[Exercises to complete]
1. In the mailing-list thread on comprehensive static instrumentation, what does CSI insert into the program-under-test?
2. Pick up the mailing-list thread on comprehensive static instrumentation after its last sentence and continue it.

[Document segment]
□ □ □ □ □ □ □

[llvm-dev] RFC: Comprehensive Static Instrumentation

Fri Jun 17 13:25:36 PDT 2016

On Thu, Jun 16, 2016 at 10:16 PM, Xinliang David Li via llvm-dev <
llvm-dev at lists.llvm.org> wrote:

>
>
> On Thu, Jun 16, 2016 at 3:27 PM, Mehdi Amini via llvm-dev <
> llvm-dev at lists.llvm.org> wrote:
>
>> Hi TB,
>>
>> Thanks for you answer.
>>
>> On Jun 16, 2016, at 2:50 PM, TB Schardl <neboat at mit.edu> wrote:
>>
>> Hey Mehdi,
>>
>> Thank you for your comments.  I've CC'd the CSI mailing list with your
>> comments and put my responses inline.  Please let me know any other
>> questions you have.
>>
>> Cheers,
>> TB
>>
>> On Thu, Jun 16, 2016 at 3:48 PM, Mehdi Amini <mehdi.amini at apple.com>
>> wrote:
>>
>>>
>>> On Jun 16, 2016, at 9:01 AM, TB Schardl via llvm-dev <
>>> llvm-dev at lists.llvm.org> wrote:
>>>
>>> Hey LLVM-dev,
>>>
>>> We propose to build the CSI framework to provide a comprehensive suite
>>> of compiler-inserted instrumentation hooks that dynamic-analysis tools can
>>> use to observe and investigate program runtime behavior.  Traditionally,
>>> tools based on compiler instrumentation would each separately modify the
>>> compiler to insert their own instrumentation.  In contrast, CSI inserts a
>>> standard collection of instrumentation hooks into the program-under-test.

□ □ □ □ □ □ □

[Raw records]
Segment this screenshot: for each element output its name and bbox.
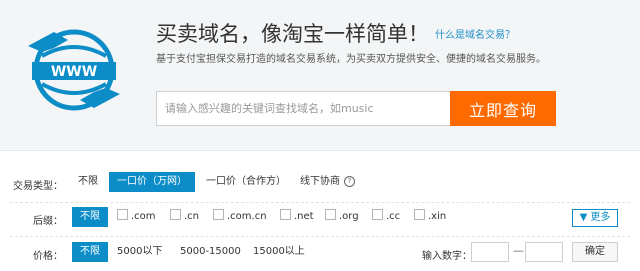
price-label: 价格：	[33, 251, 63, 262]
hero-banner: WWW 买卖域名，像淘宝一样简单！ 什么是域名交易？ 基于支付宝担保交易打造的域名…	[0, 0, 640, 151]
checkbox-icon[interactable]	[325, 209, 336, 220]
checkbox-icon[interactable]	[372, 209, 383, 220]
checkbox-icon[interactable]	[117, 209, 128, 220]
suffix-xin-label: .xin	[428, 211, 447, 222]
checkbox-icon[interactable]	[170, 209, 181, 220]
price-option-5000-15000[interactable]: 5000-15000	[180, 242, 241, 262]
more-suffixes-button[interactable]: ▼ 更多	[572, 209, 618, 227]
www-logo-text: WWW	[51, 64, 97, 80]
suffix-option-com[interactable]: .com	[117, 207, 156, 227]
trade-type-option-fixed-wanwang[interactable]: 一口价（万网）	[109, 172, 195, 192]
number-input-label: 输入数字：	[422, 251, 472, 262]
offline-label: 线下协商	[300, 176, 340, 187]
price-option-any[interactable]: 不限	[72, 242, 108, 262]
suffix-option-com-cn[interactable]: .com.cn	[213, 207, 267, 227]
suffix-filter-row: 后缀： 不限 .com .cn .com.cn .net .org .cc .x…	[10, 202, 630, 237]
price-option-under-5000[interactable]: 5000以下	[117, 242, 162, 262]
suffix-label: 后缀：	[33, 216, 63, 227]
domain-trade-logo-icon: WWW	[24, 18, 124, 118]
search-button[interactable]: 立即查询	[450, 91, 556, 126]
suffix-option-org[interactable]: .org	[325, 207, 359, 227]
hero-subtitle: 基于支付宝担保交易打造的域名交易系统，为买卖双方提供安全、便捷的域名交易服务。	[156, 54, 546, 65]
trade-type-option-fixed-partner[interactable]: 一口价（合作方）	[206, 172, 286, 192]
suffix-option-net[interactable]: .net	[280, 207, 314, 227]
domain-search-input[interactable]	[156, 91, 450, 126]
what-is-domain-trade-link[interactable]: 什么是域名交易？	[435, 30, 515, 41]
price-option-over-15000[interactable]: 15000以上	[253, 242, 305, 262]
suffix-cn-label: .cn	[184, 211, 200, 222]
suffix-net-label: .net	[294, 211, 314, 222]
price-filter-row: 价格： 不限 5000以下 5000-15000 15000以上 输入数字： —…	[10, 238, 630, 268]
confirm-button[interactable]: 确定	[572, 242, 618, 262]
range-dash: —	[513, 244, 524, 257]
suffix-cc-label: .cc	[386, 211, 401, 222]
suffix-com-cn-label: .com.cn	[227, 211, 267, 222]
checkbox-icon[interactable]	[280, 209, 291, 220]
suffix-option-any[interactable]: 不限	[72, 207, 108, 227]
suffix-org-label: .org	[339, 211, 359, 222]
suffix-option-cc[interactable]: .cc	[372, 207, 400, 227]
price-max-input[interactable]	[525, 242, 563, 262]
slogan-text: 买卖域名，像淘宝一样简单！	[156, 22, 429, 46]
trade-type-filter-row: 交易类型： 不限 一口价（万网） 一口价（合作方） 线下协商?	[10, 168, 630, 198]
trade-type-option-offline[interactable]: 线下协商?	[300, 172, 355, 192]
trade-type-option-any[interactable]: 不限	[78, 172, 98, 192]
suffix-option-xin[interactable]: .xin	[414, 207, 446, 227]
trade-type-label: 交易类型：	[13, 181, 63, 192]
checkbox-icon[interactable]	[414, 209, 425, 220]
help-icon[interactable]: ?	[344, 176, 355, 187]
checkbox-icon[interactable]	[213, 209, 224, 220]
hero-slogan: 买卖域名，像淘宝一样简单！ 什么是域名交易？	[156, 18, 515, 48]
suffix-com-label: .com	[131, 211, 156, 222]
suffix-option-cn[interactable]: .cn	[170, 207, 199, 227]
price-min-input[interactable]	[471, 242, 509, 262]
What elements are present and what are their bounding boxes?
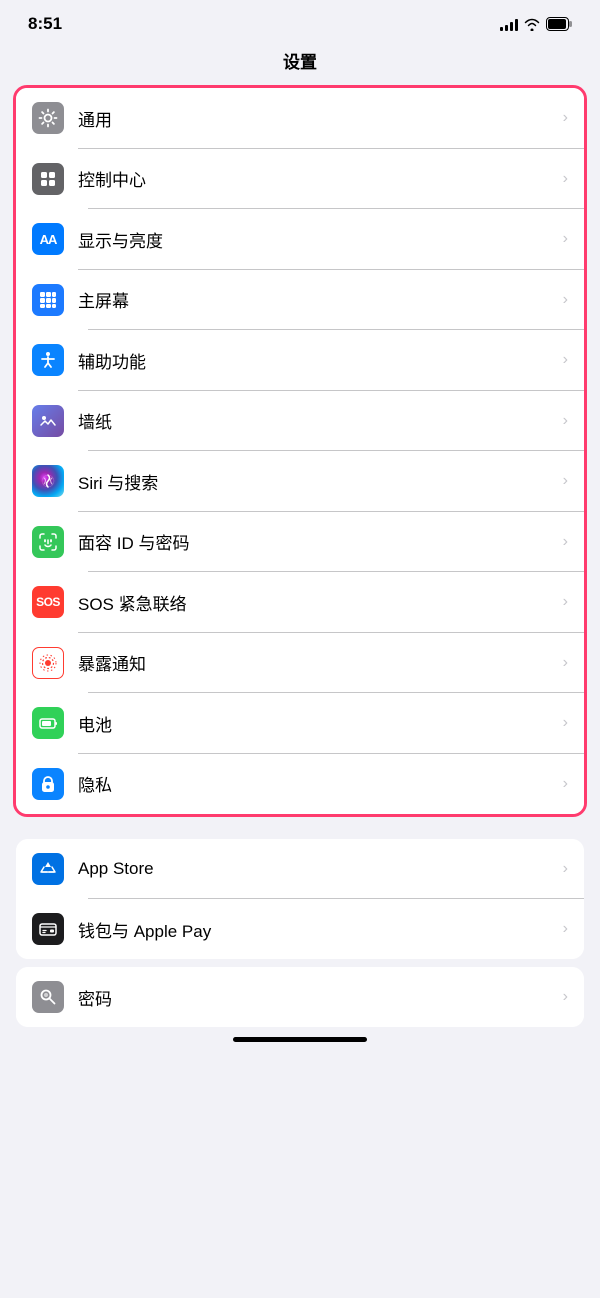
- control-center-icon: [32, 163, 64, 195]
- page-title: 设置: [0, 40, 600, 85]
- accessibility-icon: [32, 344, 64, 376]
- faceid-label: 面容 ID 与密码: [78, 529, 557, 554]
- control-center-label: 控制中心: [78, 166, 557, 191]
- wallpaper-icon: [32, 405, 64, 437]
- sos-icon: SOS: [32, 586, 64, 618]
- settings-row-display[interactable]: AA 显示与亮度 ›: [16, 209, 584, 269]
- general-chevron: ›: [563, 109, 568, 127]
- sos-label: SOS 紧急联络: [78, 590, 557, 615]
- settings-group-2: App Store › 钱包与 Apple Pay ›: [16, 839, 584, 960]
- home-screen-chevron: ›: [563, 291, 568, 309]
- faceid-chevron: ›: [563, 533, 568, 551]
- exposure-label: 暴露通知: [78, 650, 557, 675]
- settings-row-accessibility[interactable]: 辅助功能 ›: [16, 330, 584, 390]
- general-label: 通用: [78, 106, 557, 131]
- settings-row-home-screen[interactable]: 主屏幕 ›: [16, 270, 584, 330]
- privacy-chevron: ›: [563, 775, 568, 793]
- siri-icon: [32, 465, 64, 497]
- status-icons: [500, 17, 572, 31]
- battery-label: 电池: [78, 711, 557, 736]
- status-bar: 8:51: [0, 0, 600, 40]
- faceid-icon: [32, 526, 64, 558]
- wallet-label: 钱包与 Apple Pay: [78, 917, 557, 942]
- password-chevron: ›: [563, 988, 568, 1006]
- control-center-chevron: ›: [563, 170, 568, 188]
- display-label: 显示与亮度: [78, 227, 557, 252]
- settings-row-faceid[interactable]: 面容 ID 与密码 ›: [16, 512, 584, 572]
- settings-row-privacy[interactable]: 隐私 ›: [16, 754, 584, 814]
- settings-group-1: 通用 › 控制中心 › AA 显示与亮度 ›: [13, 85, 587, 817]
- display-chevron: ›: [563, 230, 568, 248]
- settings-row-appstore[interactable]: App Store ›: [16, 839, 584, 899]
- settings-row-wallet[interactable]: 钱包与 Apple Pay ›: [16, 899, 584, 959]
- exposure-icon: [32, 647, 64, 679]
- battery-icon: [546, 17, 572, 31]
- password-icon: [32, 981, 64, 1013]
- settings-row-control-center[interactable]: 控制中心 ›: [16, 149, 584, 209]
- siri-label: Siri 与搜索: [78, 469, 557, 494]
- appstore-icon: [32, 853, 64, 885]
- appstore-chevron: ›: [563, 860, 568, 878]
- home-screen-label: 主屏幕: [78, 287, 557, 312]
- settings-row-sos[interactable]: SOS SOS 紧急联络 ›: [16, 572, 584, 632]
- wallet-chevron: ›: [563, 920, 568, 938]
- display-icon: AA: [32, 223, 64, 255]
- wifi-icon: [524, 17, 540, 31]
- settings-row-wallpaper[interactable]: 墙纸 ›: [16, 391, 584, 451]
- settings-row-battery[interactable]: 电池 ›: [16, 693, 584, 753]
- general-icon: [32, 102, 64, 134]
- settings-row-password[interactable]: 密码 ›: [16, 967, 584, 1027]
- status-time: 8:51: [28, 14, 62, 34]
- home-indicator: [233, 1037, 367, 1042]
- sos-chevron: ›: [563, 593, 568, 611]
- accessibility-label: 辅助功能: [78, 348, 557, 373]
- home-screen-icon: [32, 284, 64, 316]
- settings-row-siri[interactable]: Siri 与搜索 ›: [16, 451, 584, 511]
- wallet-icon: [32, 913, 64, 945]
- wallpaper-label: 墙纸: [78, 408, 557, 433]
- settings-row-exposure[interactable]: 暴露通知 ›: [16, 633, 584, 693]
- battery-chevron: ›: [563, 714, 568, 732]
- settings-row-general[interactable]: 通用 ›: [16, 88, 584, 148]
- signal-icon: [500, 17, 518, 31]
- exposure-chevron: ›: [563, 654, 568, 672]
- siri-chevron: ›: [563, 472, 568, 490]
- privacy-icon: [32, 768, 64, 800]
- password-label: 密码: [78, 985, 557, 1010]
- privacy-label: 隐私: [78, 771, 557, 796]
- accessibility-chevron: ›: [563, 351, 568, 369]
- battery-row-icon: [32, 707, 64, 739]
- appstore-label: App Store: [78, 859, 557, 879]
- settings-group-3: 密码 ›: [16, 967, 584, 1027]
- wallpaper-chevron: ›: [563, 412, 568, 430]
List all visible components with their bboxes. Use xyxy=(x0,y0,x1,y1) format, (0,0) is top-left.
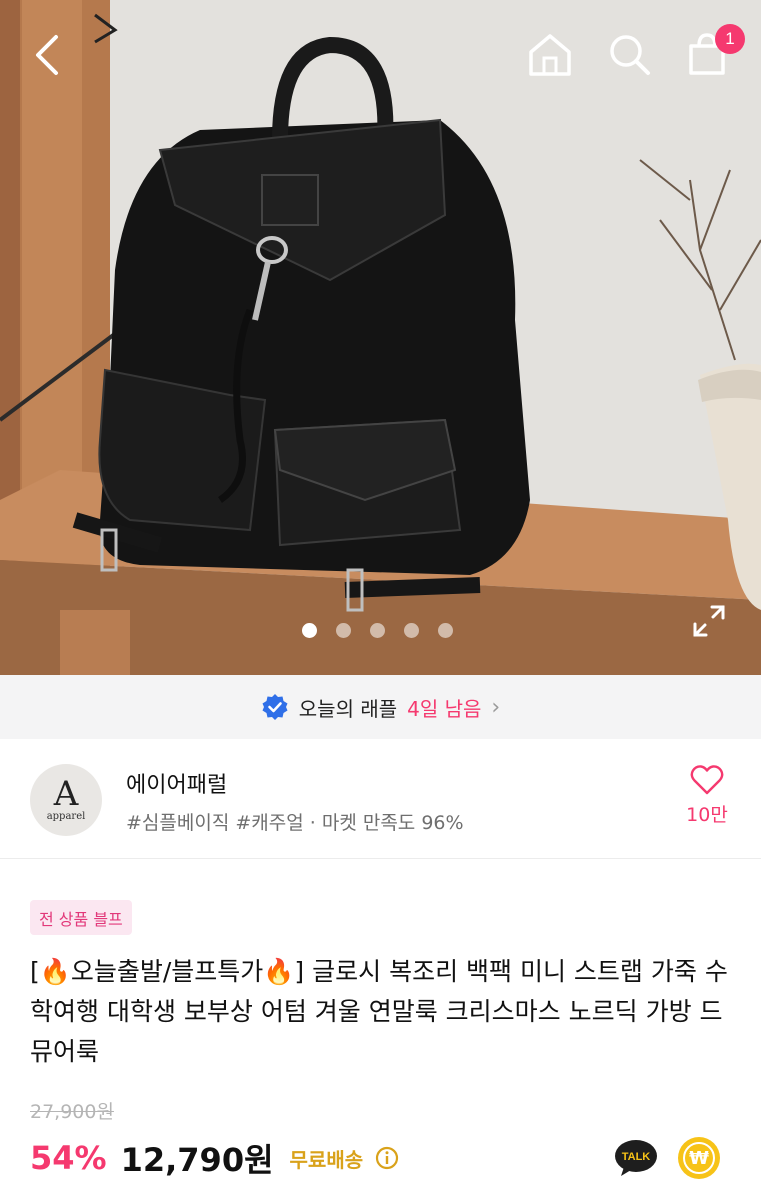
store-info[interactable]: A apparel 에이어패럴 #심플베이직 #캐주얼 · 마켓 만족도 96%… xyxy=(0,739,761,859)
product-image-gallery[interactable]: 1 xyxy=(0,0,761,675)
verified-badge-icon xyxy=(262,694,288,720)
kakao-talk-button[interactable]: TALK xyxy=(614,1138,658,1178)
chevron-right-icon: › xyxy=(491,694,501,720)
shipping-label: 무료배송 xyxy=(289,1147,364,1172)
store-like-button[interactable]: 10만 xyxy=(680,764,734,827)
original-price: 27,900원 xyxy=(30,1101,114,1123)
back-icon xyxy=(36,35,58,75)
search-button[interactable] xyxy=(603,28,655,80)
store-logo[interactable]: A apparel xyxy=(30,764,102,836)
pagination-dot[interactable] xyxy=(336,623,351,638)
price-row: 54% 12,790원 무료배송 xyxy=(30,1135,399,1181)
discount-rate: 54% xyxy=(30,1139,107,1177)
talk-label: TALK xyxy=(622,1151,651,1163)
store-tags: #심플베이직 #캐주얼 · 마켓 만족도 96% xyxy=(126,812,464,834)
pagination-dot[interactable] xyxy=(438,623,453,638)
pagination-dot[interactable] xyxy=(302,623,317,638)
home-button[interactable] xyxy=(524,28,576,80)
pagination-dot[interactable] xyxy=(404,623,419,638)
raffle-label: 오늘의 래플 xyxy=(298,696,398,721)
raffle-banner[interactable]: 오늘의 래플 4일 남음 › xyxy=(0,675,761,739)
search-icon xyxy=(610,35,650,75)
sale-price: 12,790원 xyxy=(120,1141,274,1179)
store-logo-letter: A xyxy=(53,774,79,814)
image-pagination[interactable] xyxy=(302,623,453,638)
won-icon: ₩ xyxy=(683,1142,715,1174)
fullscreen-button[interactable] xyxy=(688,600,730,642)
pagination-dot[interactable] xyxy=(370,623,385,638)
raffle-days-left: 4일 남음 xyxy=(407,696,482,721)
home-icon xyxy=(529,34,571,76)
store-logo-sub: apparel xyxy=(46,811,86,822)
product-title: [🔥오늘출발/블프특가🔥] 글로시 복조리 백팩 미니 스트랩 가죽 수학여행 … xyxy=(30,957,728,1066)
back-button[interactable] xyxy=(22,30,72,80)
promo-badge: 전 상품 블프 xyxy=(30,900,132,935)
cart-count-badge: 1 xyxy=(715,24,745,54)
heart-icon xyxy=(690,765,724,795)
store-like-count: 10만 xyxy=(686,804,728,826)
talk-icon: TALK xyxy=(615,1140,657,1176)
payment-button[interactable]: ₩ xyxy=(678,1137,720,1179)
info-icon[interactable] xyxy=(375,1146,399,1170)
expand-icon xyxy=(693,605,725,637)
store-name[interactable]: 에이어패럴 xyxy=(126,767,227,799)
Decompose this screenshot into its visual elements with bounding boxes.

□ □ □ □ □ □ □

[Exercise responses]
1. A standard collection of instrumentation hooks.

2.
>>> Each CSI-tool is implemented as a library that defines relevant hooks, and
>>> the remaining hooks are "nulled" out and elided during link-time
>>> optimization (LTO), resulting in instrumented runtimes on par with custom
>>> instrumentation.  CSI allows many compiler-based tools to be written as
>>> simple libraries without modifying the compiler, greatly lowering the bar
>>> for
>>> developing dynamic-analysis tools.
>>>
>>> ================
>>> Motivation
>>> ================
>>>
>>> Key to understanding and improving the behavior of any system is
>>> visibility -- the ability to know what is going on inside the system.
>>> Various dynamic-analysis tools, such as race detectors, memory checkers,
>>> cache simulators, call-graph generators, code-coverage analyzers, and
>>> performance profilers, rely on compiler instrumentation to gain visibility
>>> into the program behaviors during execution.  With this approach, the tool
>>> writer modifies the compiler to insert instrumentation code into the
>>> program-under-test so that it can execute behind the scene while the
>>> program-under-test runs.  This approach, however, means that the
>>> development of new tools requires compiler work, which many potential tool
>>> writers are ill equipped to do, and thus raises the bar for building new
>>> and innovative tools.
>>>
>>> The goal of the CSI framework is to provide comprehensive static
>>> instrumentation through the compiler, in order to simplify the task of
>>> building efficient and effective platform-independent tools.  The CSI
>>> framework allows the tool writer to easily develop analysis tools that
>>> require
>>> compiler instrumentation without needing to understand the compiler
>>> internals or modifying the compiler, which greatly lowers the bar for
>>> developing dynamic-analysis tools.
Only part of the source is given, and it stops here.